*Extracts from a graphics dataset*
*** Begin section ***

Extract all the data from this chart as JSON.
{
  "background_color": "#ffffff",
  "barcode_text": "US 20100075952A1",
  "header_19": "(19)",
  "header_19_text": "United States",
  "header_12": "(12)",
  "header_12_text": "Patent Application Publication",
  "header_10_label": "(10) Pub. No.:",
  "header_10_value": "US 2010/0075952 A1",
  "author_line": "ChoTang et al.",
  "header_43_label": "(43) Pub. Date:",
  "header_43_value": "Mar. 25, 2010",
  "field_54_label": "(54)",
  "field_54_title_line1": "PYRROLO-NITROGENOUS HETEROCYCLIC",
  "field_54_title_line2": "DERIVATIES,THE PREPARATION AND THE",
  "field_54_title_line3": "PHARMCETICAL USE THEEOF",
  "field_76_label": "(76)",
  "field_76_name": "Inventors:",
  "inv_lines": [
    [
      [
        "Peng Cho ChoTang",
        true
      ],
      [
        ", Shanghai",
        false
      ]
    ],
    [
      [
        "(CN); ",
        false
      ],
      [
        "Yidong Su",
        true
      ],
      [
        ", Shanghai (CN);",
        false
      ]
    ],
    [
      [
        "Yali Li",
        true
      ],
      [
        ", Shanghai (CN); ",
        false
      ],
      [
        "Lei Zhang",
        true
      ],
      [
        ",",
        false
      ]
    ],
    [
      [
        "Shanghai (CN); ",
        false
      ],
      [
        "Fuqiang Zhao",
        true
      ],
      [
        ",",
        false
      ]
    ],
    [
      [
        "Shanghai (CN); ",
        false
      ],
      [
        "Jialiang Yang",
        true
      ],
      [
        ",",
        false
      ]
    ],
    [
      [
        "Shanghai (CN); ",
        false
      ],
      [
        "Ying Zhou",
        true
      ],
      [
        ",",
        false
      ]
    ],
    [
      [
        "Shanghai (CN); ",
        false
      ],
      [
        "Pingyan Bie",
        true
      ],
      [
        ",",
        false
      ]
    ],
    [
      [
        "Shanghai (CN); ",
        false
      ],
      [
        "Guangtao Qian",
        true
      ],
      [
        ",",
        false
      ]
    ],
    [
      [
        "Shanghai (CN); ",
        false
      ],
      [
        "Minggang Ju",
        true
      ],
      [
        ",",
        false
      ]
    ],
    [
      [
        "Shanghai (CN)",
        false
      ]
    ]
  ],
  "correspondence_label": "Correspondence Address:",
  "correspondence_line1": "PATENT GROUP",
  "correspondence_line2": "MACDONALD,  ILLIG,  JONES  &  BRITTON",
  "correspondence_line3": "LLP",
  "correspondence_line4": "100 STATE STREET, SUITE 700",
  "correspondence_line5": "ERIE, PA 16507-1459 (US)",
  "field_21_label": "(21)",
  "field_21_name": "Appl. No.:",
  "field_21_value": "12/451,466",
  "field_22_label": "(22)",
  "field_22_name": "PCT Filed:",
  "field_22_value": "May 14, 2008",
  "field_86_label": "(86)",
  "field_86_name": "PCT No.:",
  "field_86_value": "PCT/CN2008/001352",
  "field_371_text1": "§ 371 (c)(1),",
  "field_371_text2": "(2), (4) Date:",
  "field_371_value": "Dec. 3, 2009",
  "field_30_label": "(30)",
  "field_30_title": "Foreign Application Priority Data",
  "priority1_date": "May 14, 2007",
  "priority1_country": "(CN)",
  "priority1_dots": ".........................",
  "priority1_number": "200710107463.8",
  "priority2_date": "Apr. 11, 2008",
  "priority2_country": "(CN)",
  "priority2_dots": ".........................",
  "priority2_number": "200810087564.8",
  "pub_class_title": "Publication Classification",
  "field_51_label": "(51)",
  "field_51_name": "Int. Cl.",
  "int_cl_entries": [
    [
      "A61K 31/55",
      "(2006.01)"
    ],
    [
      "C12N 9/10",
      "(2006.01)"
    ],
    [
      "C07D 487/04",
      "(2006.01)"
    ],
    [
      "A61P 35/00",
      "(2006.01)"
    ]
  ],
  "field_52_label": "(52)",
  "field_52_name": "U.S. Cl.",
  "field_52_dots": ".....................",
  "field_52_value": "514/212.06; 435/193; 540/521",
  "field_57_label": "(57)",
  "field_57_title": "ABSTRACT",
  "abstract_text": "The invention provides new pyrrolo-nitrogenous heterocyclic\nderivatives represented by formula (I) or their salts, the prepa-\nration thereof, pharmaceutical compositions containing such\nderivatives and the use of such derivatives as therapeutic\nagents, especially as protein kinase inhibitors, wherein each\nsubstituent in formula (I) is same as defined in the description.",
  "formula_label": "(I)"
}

*** End section ***

*Directions for this task*
Returned text must match every record word for word.

*Output of the task*
Extract all the data from this chart as JSON.
{
  "background_color": "#ffffff",
  "barcode_text": "US 20100075952A1",
  "header_19": "(19)",
  "header_19_text": "United States",
  "header_12": "(12)",
  "header_12_text": "Patent Application Publication",
  "header_10_label": "(10) Pub. No.:",
  "header_10_value": "US 2010/0075952 A1",
  "author_line": "ChoTang et al.",
  "header_43_label": "(43) Pub. Date:",
  "header_43_value": "Mar. 25, 2010",
  "field_54_label": "(54)",
  "field_54_title_line1": "PYRROLO-NITROGENOUS HETEROCYCLIC",
  "field_54_title_line2": "DERIVATIES,THE PREPARATION AND THE",
  "field_54_title_line3": "PHARMCETICAL USE THEEOF",
  "field_76_label": "(76)",
  "field_76_name": "Inventors:",
  "inv_lines": [
    [
      [
        "Peng Cho ChoTang",
        true
      ],
      [
        ", Shanghai",
        false
      ]
    ],
    [
      [
        "(CN); ",
        false
      ],
      [
        "Yidong Su",
        true
      ],
      [
        ", Shanghai (CN);",
        false
      ]
    ],
    [
      [
        "Yali Li",
        true
      ],
      [
        ", Shanghai (CN); ",
        false
      ],
      [
        "Lei Zhang",
        true
      ],
      [
        ",",
        false
      ]
    ],
    [
      [
        "Shanghai (CN); ",
        false
      ],
      [
        "Fuqiang Zhao",
        true
      ],
      [
        ",",
        false
      ]
    ],
    [
      [
        "Shanghai (CN); ",
        false
      ],
      [
        "Jialiang Yang",
        true
      ],
      [
        ",",
        false
      ]
    ],
    [
      [
        "Shanghai (CN); ",
        false
      ],
      [
        "Ying Zhou",
        true
      ],
      [
        ",",
        false
      ]
    ],
    [
      [
        "Shanghai (CN); ",
        false
      ],
      [
        "Pingyan Bie",
        true
      ],
      [
        ",",
        false
      ]
    ],
    [
      [
        "Shanghai (CN); ",
        false
      ],
      [
        "Guangtao Qian",
        true
      ],
      [
        ",",
        false
      ]
    ],
    [
      [
        "Shanghai (CN); ",
        false
      ],
      [
        "Minggang Ju",
        true
      ],
      [
        ",",
        false
      ]
    ],
    [
      [
        "Shanghai (CN)",
        false
      ]
    ]
  ],
  "correspondence_label": "Correspondence Address:",
  "correspondence_line1": "PATENT GROUP",
  "correspondence_line2": "MACDONALD,  ILLIG,  JONES  &  BRITTON",
  "correspondence_line3": "LLP",
  "correspondence_line4": "100 STATE STREET, SUITE 700",
  "correspondence_line5": "ERIE, PA 16507-1459 (US)",
  "field_21_label": "(21)",
  "field_21_name": "Appl. No.:",
  "field_21_value": "12/451,466",
  "field_22_label": "(22)",
  "field_22_name": "PCT Filed:",
  "field_22_value": "May 14, 2008",
  "field_86_label": "(86)",
  "field_86_name": "PCT No.:",
  "field_86_value": "PCT/CN2008/001352",
  "field_371_text1": "§ 371 (c)(1),",
  "field_371_text2": "(2), (4) Date:",
  "field_371_value": "Dec. 3, 2009",
  "field_30_label": "(30)",
  "field_30_title": "Foreign Application Priority Data",
  "priority1_date": "May 14, 2007",
  "priority1_country": "(CN)",
  "priority1_dots": ".........................",
  "priority1_number": "200710107463.8",
  "priority2_date": "Apr. 11, 2008",
  "priority2_country": "(CN)",
  "priority2_dots": ".........................",
  "priority2_number": "200810087564.8",
  "pub_class_title": "Publication Classification",
  "field_51_label": "(51)",
  "field_51_name": "Int. Cl.",
  "int_cl_entries": [
    [
      "A61K 31/55",
      "(2006.01)"
    ],
    [
      "C12N 9/10",
      "(2006.01)"
    ],
    [
      "C07D 487/04",
      "(2006.01)"
    ],
    [
      "A61P 35/00",
      "(2006.01)"
    ]
  ],
  "field_52_label": "(52)",
  "field_52_name": "U.S. Cl.",
  "field_52_dots": ".....................",
  "field_52_value": "514/212.06; 435/193; 540/521",
  "field_57_label": "(57)",
  "field_57_title": "ABSTRACT",
  "abstract_text": "The invention provides new pyrrolo-nitrogenous heterocyclic\nderivatives represented by formula (I) or their salts, the prepa-\nration thereof, pharmaceutical compositions containing such\nderivatives and the use of such derivatives as therapeutic\nagents, especially as protein kinase inhibitors, wherein each\nsubstituent in formula (I) is same as defined in the description.",
  "formula_label": "(I)"
}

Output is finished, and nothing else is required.